*OBJECTIVE*.
Spot each line in the records below where the word "Nova" occurs, then copy it.

*INPUT FOR THIS TASK*.
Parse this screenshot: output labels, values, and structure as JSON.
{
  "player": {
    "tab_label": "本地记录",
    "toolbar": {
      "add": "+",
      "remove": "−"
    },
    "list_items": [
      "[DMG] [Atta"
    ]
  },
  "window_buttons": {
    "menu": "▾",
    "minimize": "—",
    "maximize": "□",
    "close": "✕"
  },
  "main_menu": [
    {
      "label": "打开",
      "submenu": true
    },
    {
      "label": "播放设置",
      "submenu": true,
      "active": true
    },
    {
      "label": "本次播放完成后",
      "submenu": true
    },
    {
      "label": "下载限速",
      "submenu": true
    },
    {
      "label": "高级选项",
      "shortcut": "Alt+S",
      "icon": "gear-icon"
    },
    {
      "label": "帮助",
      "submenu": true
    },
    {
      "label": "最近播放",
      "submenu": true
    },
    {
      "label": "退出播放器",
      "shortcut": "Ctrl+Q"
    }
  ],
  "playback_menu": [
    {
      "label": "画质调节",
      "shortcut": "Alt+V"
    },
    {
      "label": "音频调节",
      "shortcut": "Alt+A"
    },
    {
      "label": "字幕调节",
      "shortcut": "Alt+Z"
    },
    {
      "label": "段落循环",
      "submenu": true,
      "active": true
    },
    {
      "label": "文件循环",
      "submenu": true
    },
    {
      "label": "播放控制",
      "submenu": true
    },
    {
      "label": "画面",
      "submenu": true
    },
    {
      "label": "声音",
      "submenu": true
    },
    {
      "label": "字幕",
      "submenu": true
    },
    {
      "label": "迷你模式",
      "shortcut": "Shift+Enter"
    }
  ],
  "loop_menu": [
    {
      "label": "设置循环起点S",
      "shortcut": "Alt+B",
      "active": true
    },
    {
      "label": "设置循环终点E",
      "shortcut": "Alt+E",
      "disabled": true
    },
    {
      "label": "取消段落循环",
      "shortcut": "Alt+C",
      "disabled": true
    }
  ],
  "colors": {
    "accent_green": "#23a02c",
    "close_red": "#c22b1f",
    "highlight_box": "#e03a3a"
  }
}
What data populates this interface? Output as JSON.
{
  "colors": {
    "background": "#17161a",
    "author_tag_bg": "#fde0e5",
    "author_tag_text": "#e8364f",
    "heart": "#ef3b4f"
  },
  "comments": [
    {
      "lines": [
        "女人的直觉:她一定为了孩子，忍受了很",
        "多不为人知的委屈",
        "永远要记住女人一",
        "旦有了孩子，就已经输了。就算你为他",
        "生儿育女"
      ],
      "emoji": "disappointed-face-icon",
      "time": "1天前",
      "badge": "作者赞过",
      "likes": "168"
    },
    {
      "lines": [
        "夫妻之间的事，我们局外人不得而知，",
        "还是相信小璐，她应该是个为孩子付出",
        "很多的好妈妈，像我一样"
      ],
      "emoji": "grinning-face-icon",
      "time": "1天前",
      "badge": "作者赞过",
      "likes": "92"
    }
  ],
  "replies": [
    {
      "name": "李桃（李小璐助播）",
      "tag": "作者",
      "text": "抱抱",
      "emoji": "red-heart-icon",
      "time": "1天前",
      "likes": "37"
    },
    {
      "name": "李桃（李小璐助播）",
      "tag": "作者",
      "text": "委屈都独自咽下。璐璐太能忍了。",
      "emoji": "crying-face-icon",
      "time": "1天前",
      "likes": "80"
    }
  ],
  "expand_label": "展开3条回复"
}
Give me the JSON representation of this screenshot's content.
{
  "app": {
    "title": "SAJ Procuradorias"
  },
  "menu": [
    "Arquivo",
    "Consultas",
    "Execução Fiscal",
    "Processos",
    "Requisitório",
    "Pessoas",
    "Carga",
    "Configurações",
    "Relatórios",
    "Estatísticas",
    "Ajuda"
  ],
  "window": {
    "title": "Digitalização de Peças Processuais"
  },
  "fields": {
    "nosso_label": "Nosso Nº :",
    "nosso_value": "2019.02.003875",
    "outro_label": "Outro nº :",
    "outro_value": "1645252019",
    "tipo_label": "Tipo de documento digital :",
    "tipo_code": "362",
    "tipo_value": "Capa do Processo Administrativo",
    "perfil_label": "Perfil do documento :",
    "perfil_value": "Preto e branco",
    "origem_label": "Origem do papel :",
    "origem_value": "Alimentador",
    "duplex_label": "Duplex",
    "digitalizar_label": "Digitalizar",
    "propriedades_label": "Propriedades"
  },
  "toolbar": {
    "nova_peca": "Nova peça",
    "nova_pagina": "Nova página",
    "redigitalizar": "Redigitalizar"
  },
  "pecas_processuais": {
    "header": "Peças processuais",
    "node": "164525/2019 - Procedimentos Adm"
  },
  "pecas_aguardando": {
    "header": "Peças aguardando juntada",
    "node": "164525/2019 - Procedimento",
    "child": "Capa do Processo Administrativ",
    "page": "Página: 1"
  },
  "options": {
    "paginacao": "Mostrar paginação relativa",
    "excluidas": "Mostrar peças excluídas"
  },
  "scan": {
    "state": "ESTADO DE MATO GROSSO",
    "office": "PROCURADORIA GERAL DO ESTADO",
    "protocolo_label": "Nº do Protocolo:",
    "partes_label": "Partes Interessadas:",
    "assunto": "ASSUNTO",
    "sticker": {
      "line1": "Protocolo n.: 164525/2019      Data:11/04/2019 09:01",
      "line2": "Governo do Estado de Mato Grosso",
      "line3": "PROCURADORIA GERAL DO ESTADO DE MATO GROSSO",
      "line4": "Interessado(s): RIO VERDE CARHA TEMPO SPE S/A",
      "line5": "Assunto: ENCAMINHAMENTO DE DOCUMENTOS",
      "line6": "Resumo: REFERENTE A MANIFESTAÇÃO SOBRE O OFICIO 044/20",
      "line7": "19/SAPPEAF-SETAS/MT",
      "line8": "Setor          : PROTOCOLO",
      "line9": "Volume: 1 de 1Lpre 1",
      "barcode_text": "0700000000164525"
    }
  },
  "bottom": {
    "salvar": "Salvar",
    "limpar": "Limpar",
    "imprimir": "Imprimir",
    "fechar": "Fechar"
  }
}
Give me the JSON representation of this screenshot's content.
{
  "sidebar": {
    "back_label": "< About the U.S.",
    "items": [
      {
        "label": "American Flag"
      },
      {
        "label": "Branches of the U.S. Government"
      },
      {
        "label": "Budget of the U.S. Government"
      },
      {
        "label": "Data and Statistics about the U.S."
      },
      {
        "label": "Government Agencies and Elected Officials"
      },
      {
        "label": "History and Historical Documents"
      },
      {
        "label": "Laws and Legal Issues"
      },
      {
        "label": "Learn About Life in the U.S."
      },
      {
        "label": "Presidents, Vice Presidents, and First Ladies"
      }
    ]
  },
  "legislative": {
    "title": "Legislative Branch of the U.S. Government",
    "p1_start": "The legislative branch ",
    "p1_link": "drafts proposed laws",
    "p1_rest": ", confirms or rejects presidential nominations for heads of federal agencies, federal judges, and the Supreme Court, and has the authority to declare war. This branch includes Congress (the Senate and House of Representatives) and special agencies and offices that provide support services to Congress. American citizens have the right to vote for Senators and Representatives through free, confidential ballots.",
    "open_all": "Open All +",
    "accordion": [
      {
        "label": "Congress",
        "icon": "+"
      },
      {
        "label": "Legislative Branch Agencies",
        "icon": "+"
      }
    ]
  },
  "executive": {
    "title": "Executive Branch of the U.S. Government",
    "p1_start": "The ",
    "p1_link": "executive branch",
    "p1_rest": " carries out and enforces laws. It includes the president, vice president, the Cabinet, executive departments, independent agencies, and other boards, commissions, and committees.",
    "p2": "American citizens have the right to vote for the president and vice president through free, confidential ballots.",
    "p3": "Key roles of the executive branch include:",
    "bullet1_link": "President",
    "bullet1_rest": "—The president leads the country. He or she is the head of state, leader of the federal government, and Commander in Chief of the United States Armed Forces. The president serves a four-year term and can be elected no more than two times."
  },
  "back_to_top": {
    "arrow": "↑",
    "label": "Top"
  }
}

*EXERCISE ANSWER*.
    "nova_peca": "Nova peça",
    "nova_pagina": "Nova página",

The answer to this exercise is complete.